— DIRECTIVES —
A – Echo the JSPWiki email from "So the first" to "or submitting patches)?", inclusive.
B – According to the JSPWiki email, how many committers did the project have when it began incubation?
C – Pick up the JSPWiki email after its last sentence and continue writing it.

— SOURCE PASSAGE —

━━━━━━━━━━━━━━━━━━━━━━━━━━━━━━

Hi,

I strongly agree with Michael opinion.

Right now (IMHO), the main hurdle which stops graduation is the commiter
availability. The project began incubation with 6 committers and grew up to
8 during 2008. But, as time passed, many of us began to not have the time
to work in JSPWiki on a regular basis. This is somewhat normal, as JSPWiki
is 100% volunteer work.

So the first question (IMHO again), rather than where to host JSPWiki,
should be: who is willing / has the time to work on JSPWiki (on a regular
basis or sporadic commits or submitting patches)?
I put my name on this list, as I expect spending a few hours every week,
but more importantly, on a regular basis.
More hands on here?

Second question: releasing. Although trunk is unusable as for today, a lot
of effort has been put on 3.0 (new back-end, new web tier, great effort on
compatibility with previous versions in terms of URLs, plugins, filters,
etc). On the other hand, releasing 2.8.5 as an ASF release may be fastest
and more community-like, 2.8 it's well known and battle-tested. So, more
opinions?

As for the needed reports and other thing needed for graduation, they can
be reached at http://incubator.apache.org/projects/jspwiki.html (Incubation
section, Project specific subsection). Please correct me if I'm mistaken,
but right now, we have to fill in the incubation status reports and little
more, no? :-?


regards,
juan pablo


2012/1/3 Terry Steichen <te...@net-frame.com>

> I've been associated with JSPWiki for many years, and early on, made a
> number of contributions.
>
> I felt, however, that the project kept getting more and more complicated
> (while adding impressive but - to me - unneeded features).  It became
> increasingly difficult to maintain, because to get bug fixes (such as
> memory leaks), I had to keep upgrading to a new version (with stuff I
> didn't need, and often new "Gotchas").
>
> I thought - and still think - that the better strategy is to focus on
> maintaining a rock-solid platform that is increasingly easy to
> understand (aka, documentation for dummies) and use.  That's not very
> exciting, I grant you.  But it's very useful.
>
> For the past year or so, my personal focus has largely shifted from
> adding functionality, to adding data and documentation, so I've been
> relatively silent on the technical forum.  But I'm very grateful for
> Janne, Andrew, Harry, Florian, Dirk, Christope and others who have
> contributed so much to this effort.

━━━━━━━━━━━━━━━━━━━━━━━━━━━━━━

Element placement data
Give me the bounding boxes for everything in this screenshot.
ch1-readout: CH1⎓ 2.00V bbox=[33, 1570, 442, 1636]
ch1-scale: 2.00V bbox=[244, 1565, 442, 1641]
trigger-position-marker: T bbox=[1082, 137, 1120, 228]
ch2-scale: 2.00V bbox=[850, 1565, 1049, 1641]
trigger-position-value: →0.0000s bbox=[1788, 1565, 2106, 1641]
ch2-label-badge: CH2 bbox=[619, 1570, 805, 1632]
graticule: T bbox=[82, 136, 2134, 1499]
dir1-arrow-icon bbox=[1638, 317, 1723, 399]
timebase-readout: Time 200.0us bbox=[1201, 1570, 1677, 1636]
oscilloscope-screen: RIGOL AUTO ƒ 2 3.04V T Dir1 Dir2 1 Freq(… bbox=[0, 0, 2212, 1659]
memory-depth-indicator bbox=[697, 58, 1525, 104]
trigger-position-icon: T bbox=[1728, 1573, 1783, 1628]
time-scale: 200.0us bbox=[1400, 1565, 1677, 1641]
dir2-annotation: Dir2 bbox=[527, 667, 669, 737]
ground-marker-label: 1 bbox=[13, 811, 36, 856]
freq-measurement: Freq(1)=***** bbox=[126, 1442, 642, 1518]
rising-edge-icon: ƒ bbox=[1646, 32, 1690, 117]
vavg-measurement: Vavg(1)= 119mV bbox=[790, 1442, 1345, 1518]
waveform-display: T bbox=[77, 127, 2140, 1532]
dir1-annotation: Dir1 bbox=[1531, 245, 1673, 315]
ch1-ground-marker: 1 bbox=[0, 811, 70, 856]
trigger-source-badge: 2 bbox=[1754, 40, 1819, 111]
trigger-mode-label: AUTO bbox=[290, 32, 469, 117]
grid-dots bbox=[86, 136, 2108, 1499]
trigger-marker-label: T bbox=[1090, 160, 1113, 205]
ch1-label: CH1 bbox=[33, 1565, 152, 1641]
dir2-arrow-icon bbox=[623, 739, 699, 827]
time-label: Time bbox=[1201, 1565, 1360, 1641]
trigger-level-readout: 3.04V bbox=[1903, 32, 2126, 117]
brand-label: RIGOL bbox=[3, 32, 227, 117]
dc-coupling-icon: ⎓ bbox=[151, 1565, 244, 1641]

━━━━━━━━━━━━━━━━━━━━━━━━━━━━━━

— RESULTS FOR THE EXERCISE —
A –
So the first question (IMHO again), rather than where to host JSPWiki,
should be: who is willing / has the time to work on JSPWiki (on a regular
basis or sporadic commits or submitting patches)?

B – Six committers.

C –
>
> Terry Steichen
>
> PS: I'm still using 2.6.2 and am very satisfied with it (though I've
> done a lot of application-level customization to achieve my own
> functional objectives).
>
>
>
> On Tue, 2012-01-03 at 09:42 +0100, Michael Gerzabek wrote:
>
> > JSPWikiers,
> >
> > as I put in my previous mail, it's more about the agendas - the implicit
> > and explicit ones - than a  question about failure. I don't see that
> > incubation failed! There are just to many people out there that do
> > interesting things with the software OUTSIDE the JSPWiki repository. And
> > let me ask those folks:
> >
> > Why are you doing this? Why do you fork JSPWiki? What value do you see
> > in this? What does it help you achieve? And what direction would the
> > trunk of JSPWiki need to evolve, that you would be willing to contribute
> > and have the value that you want to get out of JSPWiki?
> >
> > Anyway. The main task I see is this: Get people back on the train. How
> > to approach? Interestingly the steps are similar to the ones Janne
> > supposed.
> >
> > 1.) Radically declare the JSPWIKI_2_8_BRANCH as release. This one does
> > have awesome features and is time tested. Future visions should be based
> > on that version.
> >
> > 2.) Prepare the necessary reports. This is where I would be willing to
> > learn what's necessary to do if someone is willing to point me in the
> > right direction.
> >
> > 3.) Start a discussion about future ideas and steps.
> >
> > JSPWiki, the one before 3.0.0, is a mature project. Why bother?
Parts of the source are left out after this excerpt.